Written exercise => The records are to be restated in their entirety, word for word.

Data supplied =>
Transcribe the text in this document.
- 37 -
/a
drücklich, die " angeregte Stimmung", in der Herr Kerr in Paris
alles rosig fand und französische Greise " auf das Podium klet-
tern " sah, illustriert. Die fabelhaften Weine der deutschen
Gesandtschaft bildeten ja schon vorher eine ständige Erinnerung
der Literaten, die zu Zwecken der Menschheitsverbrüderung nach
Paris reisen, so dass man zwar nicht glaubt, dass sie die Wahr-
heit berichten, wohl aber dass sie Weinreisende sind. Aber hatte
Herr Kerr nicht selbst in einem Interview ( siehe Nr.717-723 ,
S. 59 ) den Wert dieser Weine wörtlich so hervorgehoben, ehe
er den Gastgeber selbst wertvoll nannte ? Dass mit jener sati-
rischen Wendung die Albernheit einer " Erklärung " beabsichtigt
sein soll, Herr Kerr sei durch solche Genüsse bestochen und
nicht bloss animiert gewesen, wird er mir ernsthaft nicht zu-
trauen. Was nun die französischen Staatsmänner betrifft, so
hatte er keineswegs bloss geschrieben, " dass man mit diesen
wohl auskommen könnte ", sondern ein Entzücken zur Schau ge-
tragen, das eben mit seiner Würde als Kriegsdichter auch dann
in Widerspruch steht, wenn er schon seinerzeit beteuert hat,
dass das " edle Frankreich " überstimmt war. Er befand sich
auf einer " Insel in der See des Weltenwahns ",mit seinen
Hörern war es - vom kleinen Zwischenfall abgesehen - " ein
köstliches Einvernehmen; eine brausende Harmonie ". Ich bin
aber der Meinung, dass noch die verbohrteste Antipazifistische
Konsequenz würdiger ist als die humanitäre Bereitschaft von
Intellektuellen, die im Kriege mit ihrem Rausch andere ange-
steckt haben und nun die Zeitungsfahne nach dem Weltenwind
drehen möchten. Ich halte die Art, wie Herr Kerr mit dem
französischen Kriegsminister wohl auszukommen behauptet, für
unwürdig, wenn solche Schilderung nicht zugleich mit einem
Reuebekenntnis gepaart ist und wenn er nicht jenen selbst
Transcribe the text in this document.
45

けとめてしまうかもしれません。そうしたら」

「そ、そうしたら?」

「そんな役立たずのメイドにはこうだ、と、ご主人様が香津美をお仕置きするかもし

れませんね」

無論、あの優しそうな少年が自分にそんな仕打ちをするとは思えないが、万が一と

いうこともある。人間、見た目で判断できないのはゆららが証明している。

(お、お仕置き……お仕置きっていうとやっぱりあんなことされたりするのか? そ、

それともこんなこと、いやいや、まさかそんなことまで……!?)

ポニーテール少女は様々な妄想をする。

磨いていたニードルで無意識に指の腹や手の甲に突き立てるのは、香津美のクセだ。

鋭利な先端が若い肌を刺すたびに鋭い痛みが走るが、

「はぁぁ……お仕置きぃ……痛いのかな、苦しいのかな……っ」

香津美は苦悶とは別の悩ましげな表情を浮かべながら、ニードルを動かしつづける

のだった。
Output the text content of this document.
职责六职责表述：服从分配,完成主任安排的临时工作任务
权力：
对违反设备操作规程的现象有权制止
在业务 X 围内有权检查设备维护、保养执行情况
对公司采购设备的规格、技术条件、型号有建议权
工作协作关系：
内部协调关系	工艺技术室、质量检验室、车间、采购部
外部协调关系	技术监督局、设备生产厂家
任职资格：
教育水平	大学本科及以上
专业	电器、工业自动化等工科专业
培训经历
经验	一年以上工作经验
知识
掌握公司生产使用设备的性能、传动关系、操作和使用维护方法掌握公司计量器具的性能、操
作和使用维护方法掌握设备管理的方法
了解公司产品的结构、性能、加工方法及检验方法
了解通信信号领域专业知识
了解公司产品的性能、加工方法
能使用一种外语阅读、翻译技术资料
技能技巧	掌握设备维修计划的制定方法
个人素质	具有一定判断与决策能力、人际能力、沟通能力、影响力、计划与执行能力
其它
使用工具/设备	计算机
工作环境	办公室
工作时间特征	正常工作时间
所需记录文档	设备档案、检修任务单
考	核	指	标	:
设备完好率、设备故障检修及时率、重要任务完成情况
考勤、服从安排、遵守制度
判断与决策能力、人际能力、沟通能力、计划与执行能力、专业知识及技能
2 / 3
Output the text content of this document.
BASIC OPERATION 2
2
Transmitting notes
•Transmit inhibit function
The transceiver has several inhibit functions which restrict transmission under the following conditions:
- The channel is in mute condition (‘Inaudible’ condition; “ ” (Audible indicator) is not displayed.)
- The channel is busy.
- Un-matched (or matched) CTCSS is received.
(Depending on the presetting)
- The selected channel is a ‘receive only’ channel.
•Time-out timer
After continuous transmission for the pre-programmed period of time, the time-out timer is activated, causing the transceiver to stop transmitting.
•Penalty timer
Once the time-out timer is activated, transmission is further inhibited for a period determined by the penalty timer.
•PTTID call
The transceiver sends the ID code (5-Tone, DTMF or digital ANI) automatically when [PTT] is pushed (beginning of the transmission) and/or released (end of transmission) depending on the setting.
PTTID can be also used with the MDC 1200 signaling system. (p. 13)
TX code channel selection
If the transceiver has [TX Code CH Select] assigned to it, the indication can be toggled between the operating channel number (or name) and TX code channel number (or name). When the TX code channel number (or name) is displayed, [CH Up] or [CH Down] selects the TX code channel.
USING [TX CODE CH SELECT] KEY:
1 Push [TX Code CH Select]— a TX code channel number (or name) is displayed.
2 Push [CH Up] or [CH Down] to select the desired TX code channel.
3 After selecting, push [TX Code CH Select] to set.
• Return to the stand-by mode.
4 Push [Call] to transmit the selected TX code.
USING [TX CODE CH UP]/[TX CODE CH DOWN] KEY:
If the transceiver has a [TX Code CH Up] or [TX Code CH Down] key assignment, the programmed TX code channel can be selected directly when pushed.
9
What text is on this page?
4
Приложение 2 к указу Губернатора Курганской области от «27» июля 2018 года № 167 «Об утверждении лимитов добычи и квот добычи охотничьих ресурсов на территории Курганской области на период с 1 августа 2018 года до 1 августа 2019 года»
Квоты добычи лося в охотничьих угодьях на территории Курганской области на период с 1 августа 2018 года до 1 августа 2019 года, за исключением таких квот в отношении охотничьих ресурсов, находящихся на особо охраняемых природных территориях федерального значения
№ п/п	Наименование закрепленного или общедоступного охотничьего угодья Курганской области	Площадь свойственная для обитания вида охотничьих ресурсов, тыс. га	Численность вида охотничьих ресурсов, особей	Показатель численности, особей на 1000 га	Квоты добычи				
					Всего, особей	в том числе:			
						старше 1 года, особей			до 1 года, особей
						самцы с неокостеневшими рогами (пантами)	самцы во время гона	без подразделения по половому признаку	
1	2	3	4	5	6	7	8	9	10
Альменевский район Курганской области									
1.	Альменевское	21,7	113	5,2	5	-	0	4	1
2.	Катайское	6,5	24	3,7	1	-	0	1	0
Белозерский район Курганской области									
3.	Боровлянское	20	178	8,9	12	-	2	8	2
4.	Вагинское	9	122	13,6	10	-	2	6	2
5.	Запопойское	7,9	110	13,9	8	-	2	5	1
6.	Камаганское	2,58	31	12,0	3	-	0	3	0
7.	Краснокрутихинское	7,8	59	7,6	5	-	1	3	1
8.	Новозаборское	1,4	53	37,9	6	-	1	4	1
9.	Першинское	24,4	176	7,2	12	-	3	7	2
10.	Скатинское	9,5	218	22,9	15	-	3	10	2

Answer in full =>
Transcribe the text in this document.
- 37 -
/a
drücklich, die " angeregte Stimmung", in der Herr Kerr in Paris
alles rosig fand und französische Greise " auf das Podium klet-
tern " sah, illustriert. Die fabelhaften Weine der deutschen
Gesandtschaft bildeten ja schon vorher eine ständige Erinnerung
der Literaten, die zu Zwecken der Menschheitsverbrüderung nach
Paris reisen, so dass man zwar nicht glaubt, dass sie die Wahr-
heit berichten, wohl aber dass sie Weinreisende sind. Aber hatte
Herr Kerr nicht selbst in einem Interview ( siehe Nr.717-723 ,
S. 59 ) den Wert dieser Weine wörtlich so hervorgehoben, ehe
er den Gastgeber selbst wertvoll nannte ? Dass mit jener sati-
rischen Wendung die Albernheit einer " Erklärung " beabsichtigt
sein soll, Herr Kerr sei durch solche Genüsse bestochen und
nicht bloss animiert gewesen, wird er mir ernsthaft nicht zu-
trauen. Was nun die französischen Staatsmänner betrifft, so
hatte er keineswegs bloss geschrieben, " dass man mit diesen
wohl auskommen könnte ", sondern ein Entzücken zur Schau ge-
tragen, das eben mit seiner Würde als Kriegsdichter auch dann
in Widerspruch steht, wenn er schon seinerzeit beteuert hat,
dass das " edle Frankreich " überstimmt war. Er befand sich
auf einer " Insel in der See des Weltenwahns ",mit seinen
Hörern war es - vom kleinen Zwischenfall abgesehen - " ein
köstliches Einvernehmen; eine brausende Harmonie ". Ich bin
aber der Meinung, dass noch die verbohrteste Antipazifistische
Konsequenz würdiger ist als die humanitäre Bereitschaft von
Intellektuellen, die im Kriege mit ihrem Rausch andere ange-
steckt haben und nun die Zeitungsfahne nach dem Weltenwind
drehen möchten. Ich halte die Art, wie Herr Kerr mit dem
französischen Kriegsminister wohl auszukommen behauptet, für
unwürdig, wenn solche Schilderung nicht zugleich mit einem
Reuebekenntnis gepaart ist und wenn er nicht jenen selbst
Transcribe the text in this document.
45

けとめてしまうかもしれません。そうしたら」

「そ、そうしたら?」

「そんな役立たずのメイドにはこうだ、と、ご主人様が香津美をお仕置きするかもし

れませんね」

無論、あの優しそうな少年が自分にそんな仕打ちをするとは思えないが、万が一と

いうこともある。人間、見た目で判断できないのはゆららが証明している。

(お、お仕置き……お仕置きっていうとやっぱりあんなことされたりするのか? そ、

それともこんなこと、いやいや、まさかそんなことまで……!?)

ポニーテール少女は様々な妄想をする。

磨いていたニードルで無意識に指の腹や手の甲に突き立てるのは、香津美のクセだ。

鋭利な先端が若い肌を刺すたびに鋭い痛みが走るが、

「はぁぁ……お仕置きぃ……痛いのかな、苦しいのかな……っ」

香津美は苦悶とは別の悩ましげな表情を浮かべながら、ニードルを動かしつづける

のだった。
Output the text content of this document.
职责六职责表述：服从分配,完成主任安排的临时工作任务
权力：
对违反设备操作规程的现象有权制止
在业务 X 围内有权检查设备维护、保养执行情况
对公司采购设备的规格、技术条件、型号有建议权
工作协作关系：
内部协调关系	工艺技术室、质量检验室、车间、采购部
外部协调关系	技术监督局、设备生产厂家
任职资格：
教育水平	大学本科及以上
专业	电器、工业自动化等工科专业
培训经历
经验	一年以上工作经验
知识
掌握公司生产使用设备的性能、传动关系、操作和使用维护方法掌握公司计量器具的性能、操
作和使用维护方法掌握设备管理的方法
了解公司产品的结构、性能、加工方法及检验方法
了解通信信号领域专业知识
了解公司产品的性能、加工方法
能使用一种外语阅读、翻译技术资料
技能技巧	掌握设备维修计划的制定方法
个人素质	具有一定判断与决策能力、人际能力、沟通能力、影响力、计划与执行能力
其它
使用工具/设备	计算机
工作环境	办公室
工作时间特征	正常工作时间
所需记录文档	设备档案、检修任务单
考	核	指	标	:
设备完好率、设备故障检修及时率、重要任务完成情况
考勤、服从安排、遵守制度
判断与决策能力、人际能力、沟通能力、计划与执行能力、专业知识及技能
2 / 3
Output the text content of this document.
BASIC OPERATION 2
2
Transmitting notes
•Transmit inhibit function
The transceiver has several inhibit functions which restrict transmission under the following conditions:
- The channel is in mute condition (‘Inaudible’ condition; “ ” (Audible indicator) is not displayed.)
- The channel is busy.
- Un-matched (or matched) CTCSS is received.
(Depending on the presetting)
- The selected channel is a ‘receive only’ channel.
•Time-out timer
After continuous transmission for the pre-programmed period of time, the time-out timer is activated, causing the transceiver to stop transmitting.
•Penalty timer
Once the time-out timer is activated, transmission is further inhibited for a period determined by the penalty timer.
•PTTID call
The transceiver sends the ID code (5-Tone, DTMF or digital ANI) automatically when [PTT] is pushed (beginning of the transmission) and/or released (end of transmission) depending on the setting.
PTTID can be also used with the MDC 1200 signaling system. (p. 13)
TX code channel selection
If the transceiver has [TX Code CH Select] assigned to it, the indication can be toggled between the operating channel number (or name) and TX code channel number (or name). When the TX code channel number (or name) is displayed, [CH Up] or [CH Down] selects the TX code channel.
USING [TX CODE CH SELECT] KEY:
1 Push [TX Code CH Select]— a TX code channel number (or name) is displayed.
2 Push [CH Up] or [CH Down] to select the desired TX code channel.
3 After selecting, push [TX Code CH Select] to set.
• Return to the stand-by mode.
4 Push [Call] to transmit the selected TX code.
USING [TX CODE CH UP]/[TX CODE CH DOWN] KEY:
If the transceiver has a [TX Code CH Up] or [TX Code CH Down] key assignment, the programmed TX code channel can be selected directly when pushed.
9
What text is on this page?
4
Приложение 2 к указу Губернатора Курганской области от «27» июля 2018 года № 167 «Об утверждении лимитов добычи и квот добычи охотничьих ресурсов на территории Курганской области на период с 1 августа 2018 года до 1 августа 2019 года»
Квоты добычи лося в охотничьих угодьях на территории Курганской области на период с 1 августа 2018 года до 1 августа 2019 года, за исключением таких квот в отношении охотничьих ресурсов, находящихся на особо охраняемых природных территориях федерального значения
№ п/п	Наименование закрепленного или общедоступного охотничьего угодья Курганской области	Площадь свойственная для обитания вида охотничьих ресурсов, тыс. га	Численность вида охотничьих ресурсов, особей	Показатель численности, особей на 1000 га	Квоты добычи				
					Всего, особей	в том числе:			
						старше 1 года, особей			до 1 года, особей
						самцы с неокостеневшими рогами (пантами)	самцы во время гона	без подразделения по половому признаку	
1	2	3	4	5	6	7	8	9	10
Альменевский район Курганской области									
1.	Альменевское	21,7	113	5,2	5	-	0	4	1
2.	Катайское	6,5	24	3,7	1	-	0	1	0
Белозерский район Курганской области									
3.	Боровлянское	20	178	8,9	12	-	2	8	2
4.	Вагинское	9	122	13,6	10	-	2	6	2
5.	Запопойское	7,9	110	13,9	8	-	2	5	1
6.	Камаганское	2,58	31	12,0	3	-	0	3	0
7.	Краснокрутихинское	7,8	59	7,6	5	-	1	3	1
8.	Новозаборское	1,4	53	37,9	6	-	1	4	1
9.	Першинское	24,4	176	7,2	12	-	3	7	2
10.	Скатинское	9,5	218	22,9	15	-	3	10	2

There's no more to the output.